Make an exact copy of the entries below.
-------
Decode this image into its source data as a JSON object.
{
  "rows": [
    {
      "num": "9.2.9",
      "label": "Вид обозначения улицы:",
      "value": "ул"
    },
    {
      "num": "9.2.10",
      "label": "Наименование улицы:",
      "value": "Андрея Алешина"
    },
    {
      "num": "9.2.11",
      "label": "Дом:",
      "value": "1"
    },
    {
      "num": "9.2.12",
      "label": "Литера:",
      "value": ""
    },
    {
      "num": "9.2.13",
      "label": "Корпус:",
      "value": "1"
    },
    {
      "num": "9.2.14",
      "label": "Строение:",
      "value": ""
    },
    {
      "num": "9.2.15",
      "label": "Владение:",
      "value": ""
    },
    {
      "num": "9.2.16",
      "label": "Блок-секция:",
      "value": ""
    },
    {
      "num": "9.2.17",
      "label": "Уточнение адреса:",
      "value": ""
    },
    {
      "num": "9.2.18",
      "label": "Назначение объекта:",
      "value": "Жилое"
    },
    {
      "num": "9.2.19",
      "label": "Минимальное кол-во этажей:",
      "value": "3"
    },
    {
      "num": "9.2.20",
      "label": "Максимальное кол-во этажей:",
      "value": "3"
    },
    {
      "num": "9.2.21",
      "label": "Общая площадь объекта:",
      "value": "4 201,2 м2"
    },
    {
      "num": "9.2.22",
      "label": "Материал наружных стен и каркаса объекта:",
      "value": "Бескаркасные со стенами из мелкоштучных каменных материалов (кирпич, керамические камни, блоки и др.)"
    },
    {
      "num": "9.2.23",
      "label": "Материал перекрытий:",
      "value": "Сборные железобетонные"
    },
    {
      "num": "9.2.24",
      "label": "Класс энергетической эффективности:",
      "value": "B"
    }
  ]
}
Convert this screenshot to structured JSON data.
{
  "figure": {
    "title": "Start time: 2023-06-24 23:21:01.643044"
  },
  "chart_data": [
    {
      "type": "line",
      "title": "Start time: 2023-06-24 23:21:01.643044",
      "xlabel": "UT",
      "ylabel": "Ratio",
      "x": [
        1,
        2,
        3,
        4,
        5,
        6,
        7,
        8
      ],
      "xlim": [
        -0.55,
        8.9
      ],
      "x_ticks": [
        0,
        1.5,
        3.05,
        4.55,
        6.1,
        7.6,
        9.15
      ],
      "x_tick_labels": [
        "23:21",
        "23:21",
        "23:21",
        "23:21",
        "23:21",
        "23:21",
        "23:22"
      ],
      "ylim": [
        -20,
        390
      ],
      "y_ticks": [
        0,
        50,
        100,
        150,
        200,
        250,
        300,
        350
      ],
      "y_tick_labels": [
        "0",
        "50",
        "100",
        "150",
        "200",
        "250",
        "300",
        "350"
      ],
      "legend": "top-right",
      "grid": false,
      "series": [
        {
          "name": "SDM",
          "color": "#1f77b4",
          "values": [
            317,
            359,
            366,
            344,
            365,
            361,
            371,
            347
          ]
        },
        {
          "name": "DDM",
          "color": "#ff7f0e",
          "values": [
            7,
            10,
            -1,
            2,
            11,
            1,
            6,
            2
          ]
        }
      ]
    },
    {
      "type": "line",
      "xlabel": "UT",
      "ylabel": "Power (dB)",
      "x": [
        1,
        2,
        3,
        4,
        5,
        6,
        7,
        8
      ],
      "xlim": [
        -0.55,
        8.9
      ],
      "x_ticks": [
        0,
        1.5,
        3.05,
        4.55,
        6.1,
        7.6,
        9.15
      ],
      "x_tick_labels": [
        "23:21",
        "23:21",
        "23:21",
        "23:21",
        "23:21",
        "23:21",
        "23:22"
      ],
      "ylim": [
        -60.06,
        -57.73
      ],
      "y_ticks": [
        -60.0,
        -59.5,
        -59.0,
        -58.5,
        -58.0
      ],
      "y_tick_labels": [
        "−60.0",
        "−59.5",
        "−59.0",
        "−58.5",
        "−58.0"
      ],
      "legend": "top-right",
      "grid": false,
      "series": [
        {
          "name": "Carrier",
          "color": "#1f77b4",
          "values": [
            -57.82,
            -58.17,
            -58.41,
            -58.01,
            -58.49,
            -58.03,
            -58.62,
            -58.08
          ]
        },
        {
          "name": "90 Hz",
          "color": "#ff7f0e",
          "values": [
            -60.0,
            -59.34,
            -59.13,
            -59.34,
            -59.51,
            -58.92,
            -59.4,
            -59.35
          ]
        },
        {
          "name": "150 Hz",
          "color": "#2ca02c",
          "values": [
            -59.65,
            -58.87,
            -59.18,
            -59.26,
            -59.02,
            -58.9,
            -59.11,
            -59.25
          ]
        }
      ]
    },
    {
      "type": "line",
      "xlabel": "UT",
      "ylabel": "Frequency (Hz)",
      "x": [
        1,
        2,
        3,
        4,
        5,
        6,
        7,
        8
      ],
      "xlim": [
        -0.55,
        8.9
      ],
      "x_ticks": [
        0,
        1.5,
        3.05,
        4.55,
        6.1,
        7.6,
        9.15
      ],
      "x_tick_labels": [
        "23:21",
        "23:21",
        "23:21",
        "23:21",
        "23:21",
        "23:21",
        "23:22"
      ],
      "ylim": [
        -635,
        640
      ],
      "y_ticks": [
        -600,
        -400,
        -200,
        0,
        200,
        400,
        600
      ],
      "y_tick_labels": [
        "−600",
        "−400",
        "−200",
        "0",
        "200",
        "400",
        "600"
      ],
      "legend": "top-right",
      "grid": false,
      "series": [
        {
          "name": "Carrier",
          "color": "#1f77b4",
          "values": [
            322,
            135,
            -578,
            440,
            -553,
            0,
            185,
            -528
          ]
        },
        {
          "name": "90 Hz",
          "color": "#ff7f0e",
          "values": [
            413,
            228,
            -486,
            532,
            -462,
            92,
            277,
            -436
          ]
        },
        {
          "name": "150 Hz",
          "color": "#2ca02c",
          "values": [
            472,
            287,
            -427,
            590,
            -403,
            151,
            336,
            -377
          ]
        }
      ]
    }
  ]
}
-------
Problem solution =>
Decode this image into its source data as a JSON object.
{
  "rows": [
    {
      "num": "9.2.9",
      "label": "Вид обозначения улицы:",
      "value": "ул"
    },
    {
      "num": "9.2.10",
      "label": "Наименование улицы:",
      "value": "Андрея Алешина"
    },
    {
      "num": "9.2.11",
      "label": "Дом:",
      "value": "1"
    },
    {
      "num": "9.2.12",
      "label": "Литера:",
      "value": ""
    },
    {
      "num": "9.2.13",
      "label": "Корпус:",
      "value": "1"
    },
    {
      "num": "9.2.14",
      "label": "Строение:",
      "value": ""
    },
    {
      "num": "9.2.15",
      "label": "Владение:",
      "value": ""
    },
    {
      "num": "9.2.16",
      "label": "Блок-секция:",
      "value": ""
    },
    {
      "num": "9.2.17",
      "label": "Уточнение адреса:",
      "value": ""
    },
    {
      "num": "9.2.18",
      "label": "Назначение объекта:",
      "value": "Жилое"
    },
    {
      "num": "9.2.19",
      "label": "Минимальное кол-во этажей:",
      "value": "3"
    },
    {
      "num": "9.2.20",
      "label": "Максимальное кол-во этажей:",
      "value": "3"
    },
    {
      "num": "9.2.21",
      "label": "Общая площадь объекта:",
      "value": "4 201,2 м2"
    },
    {
      "num": "9.2.22",
      "label": "Материал наружных стен и каркаса объекта:",
      "value": "Бескаркасные со стенами из мелкоштучных каменных материалов (кирпич, керамические камни, блоки и др.)"
    },
    {
      "num": "9.2.23",
      "label": "Материал перекрытий:",
      "value": "Сборные железобетонные"
    },
    {
      "num": "9.2.24",
      "label": "Класс энергетической эффективности:",
      "value": "B"
    }
  ]
}
Convert this screenshot to structured JSON data.
{
  "figure": {
    "title": "Start time: 2023-06-24 23:21:01.643044"
  },
  "chart_data": [
    {
      "type": "line",
      "title": "Start time: 2023-06-24 23:21:01.643044",
      "xlabel": "UT",
      "ylabel": "Ratio",
      "x": [
        1,
        2,
        3,
        4,
        5,
        6,
        7,
        8
      ],
      "xlim": [
        -0.55,
        8.9
      ],
      "x_ticks": [
        0,
        1.5,
        3.05,
        4.55,
        6.1,
        7.6,
        9.15
      ],
      "x_tick_labels": [
        "23:21",
        "23:21",
        "23:21",
        "23:21",
        "23:21",
        "23:21",
        "23:22"
      ],
      "ylim": [
        -20,
        390
      ],
      "y_ticks": [
        0,
        50,
        100,
        150,
        200,
        250,
        300,
        350
      ],
      "y_tick_labels": [
        "0",
        "50",
        "100",
        "150",
        "200",
        "250",
        "300",
        "350"
      ],
      "legend": "top-right",
      "grid": false,
      "series": [
        {
          "name": "SDM",
          "color": "#1f77b4",
          "values": [
            317,
            359,
            366,
            344,
            365,
            361,
            371,
            347
          ]
        },
        {
          "name": "DDM",
          "color": "#ff7f0e",
          "values": [
            7,
            10,
            -1,
            2,
            11,
            1,
            6,
            2
          ]
        }
      ]
    },
    {
      "type": "line",
      "xlabel": "UT",
      "ylabel": "Power (dB)",
      "x": [
        1,
        2,
        3,
        4,
        5,
        6,
        7,
        8
      ],
      "xlim": [
        -0.55,
        8.9
      ],
      "x_ticks": [
        0,
        1.5,
        3.05,
        4.55,
        6.1,
        7.6,
        9.15
      ],
      "x_tick_labels": [
        "23:21",
        "23:21",
        "23:21",
        "23:21",
        "23:21",
        "23:21",
        "23:22"
      ],
      "ylim": [
        -60.06,
        -57.73
      ],
      "y_ticks": [
        -60.0,
        -59.5,
        -59.0,
        -58.5,
        -58.0
      ],
      "y_tick_labels": [
        "−60.0",
        "−59.5",
        "−59.0",
        "−58.5",
        "−58.0"
      ],
      "legend": "top-right",
      "grid": false,
      "series": [
        {
          "name": "Carrier",
          "color": "#1f77b4",
          "values": [
            -57.82,
            -58.17,
            -58.41,
            -58.01,
            -58.49,
            -58.03,
            -58.62,
            -58.08
          ]
        },
        {
          "name": "90 Hz",
          "color": "#ff7f0e",
          "values": [
            -60.0,
            -59.34,
            -59.13,
            -59.34,
            -59.51,
            -58.92,
            -59.4,
            -59.35
          ]
        },
        {
          "name": "150 Hz",
          "color": "#2ca02c",
          "values": [
            -59.65,
            -58.87,
            -59.18,
            -59.26,
            -59.02,
            -58.9,
            -59.11,
            -59.25
          ]
        }
      ]
    },
    {
      "type": "line",
      "xlabel": "UT",
      "ylabel": "Frequency (Hz)",
      "x": [
        1,
        2,
        3,
        4,
        5,
        6,
        7,
        8
      ],
      "xlim": [
        -0.55,
        8.9
      ],
      "x_ticks": [
        0,
        1.5,
        3.05,
        4.55,
        6.1,
        7.6,
        9.15
      ],
      "x_tick_labels": [
        "23:21",
        "23:21",
        "23:21",
        "23:21",
        "23:21",
        "23:21",
        "23:22"
      ],
      "ylim": [
        -635,
        640
      ],
      "y_ticks": [
        -600,
        -400,
        -200,
        0,
        200,
        400,
        600
      ],
      "y_tick_labels": [
        "−600",
        "−400",
        "−200",
        "0",
        "200",
        "400",
        "600"
      ],
      "legend": "top-right",
      "grid": false,
      "series": [
        {
          "name": "Carrier",
          "color": "#1f77b4",
          "values": [
            322,
            135,
            -578,
            440,
            -553,
            0,
            185,
            -528
          ]
        },
        {
          "name": "90 Hz",
          "color": "#ff7f0e",
          "values": [
            413,
            228,
            -486,
            532,
            -462,
            92,
            277,
            -436
          ]
        },
        {
          "name": "150 Hz",
          "color": "#2ca02c",
          "values": [
            472,
            287,
            -427,
            590,
            -403,
            151,
            336,
            -377
          ]
        }
      ]
    }
  ]
}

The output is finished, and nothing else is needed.